● **What you need to do**: Print out every line, exactly as written.
* START Information given *
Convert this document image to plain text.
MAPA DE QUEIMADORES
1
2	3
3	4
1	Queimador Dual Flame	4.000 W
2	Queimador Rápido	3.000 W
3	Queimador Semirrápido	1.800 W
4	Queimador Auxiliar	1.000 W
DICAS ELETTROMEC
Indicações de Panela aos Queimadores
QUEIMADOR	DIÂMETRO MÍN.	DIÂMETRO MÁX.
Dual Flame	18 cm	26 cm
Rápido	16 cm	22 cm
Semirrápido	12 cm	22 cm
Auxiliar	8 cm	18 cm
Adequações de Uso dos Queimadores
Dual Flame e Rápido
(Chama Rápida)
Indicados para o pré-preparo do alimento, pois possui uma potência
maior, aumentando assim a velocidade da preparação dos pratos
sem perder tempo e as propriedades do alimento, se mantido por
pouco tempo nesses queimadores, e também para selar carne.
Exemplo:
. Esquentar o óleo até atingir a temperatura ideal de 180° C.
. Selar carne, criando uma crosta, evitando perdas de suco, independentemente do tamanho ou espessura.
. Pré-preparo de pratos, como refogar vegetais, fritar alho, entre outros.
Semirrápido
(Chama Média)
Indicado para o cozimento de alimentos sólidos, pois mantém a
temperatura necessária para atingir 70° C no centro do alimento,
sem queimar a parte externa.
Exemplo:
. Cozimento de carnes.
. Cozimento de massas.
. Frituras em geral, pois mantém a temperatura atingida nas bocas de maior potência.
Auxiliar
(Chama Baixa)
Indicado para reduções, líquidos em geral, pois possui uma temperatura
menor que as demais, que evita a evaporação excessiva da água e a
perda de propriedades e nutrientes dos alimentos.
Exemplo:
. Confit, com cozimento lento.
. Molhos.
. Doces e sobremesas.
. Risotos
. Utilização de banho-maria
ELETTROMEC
* END Information given *
● **Task answer**:
Convert this document image to plain text.
MAPA DE QUEIMADORES
1
2	3
3	4
1	Queimador Dual Flame	4.000 W
2	Queimador Rápido	3.000 W
3	Queimador Semirrápido	1.800 W
4	Queimador Auxiliar	1.000 W
DICAS ELETTROMEC
Indicações de Panela aos Queimadores
QUEIMADOR	DIÂMETRO MÍN.	DIÂMETRO MÁX.
Dual Flame	18 cm	26 cm
Rápido	16 cm	22 cm
Semirrápido	12 cm	22 cm
Auxiliar	8 cm	18 cm
Adequações de Uso dos Queimadores
Dual Flame e Rápido
(Chama Rápida)
Indicados para o pré-preparo do alimento, pois possui uma potência
maior, aumentando assim a velocidade da preparação dos pratos
sem perder tempo e as propriedades do alimento, se mantido por
pouco tempo nesses queimadores, e também para selar carne.
Exemplo:
. Esquentar o óleo até atingir a temperatura ideal de 180° C.
. Selar carne, criando uma crosta, evitando perdas de suco, independentemente do tamanho ou espessura.
. Pré-preparo de pratos, como refogar vegetais, fritar alho, entre outros.
Semirrápido
(Chama Média)
Indicado para o cozimento de alimentos sólidos, pois mantém a
temperatura necessária para atingir 70° C no centro do alimento,
sem queimar a parte externa.
Exemplo:
. Cozimento de carnes.
. Cozimento de massas.
. Frituras em geral, pois mantém a temperatura atingida nas bocas de maior potência.
Auxiliar
(Chama Baixa)
Indicado para reduções, líquidos em geral, pois possui uma temperatura
menor que as demais, que evita a evaporação excessiva da água e a
perda de propriedades e nutrientes dos alimentos.
Exemplo:
. Confit, com cozimento lento.
. Molhos.
. Doces e sobremesas.
. Risotos
. Utilização de banho-maria
ELETTROMEC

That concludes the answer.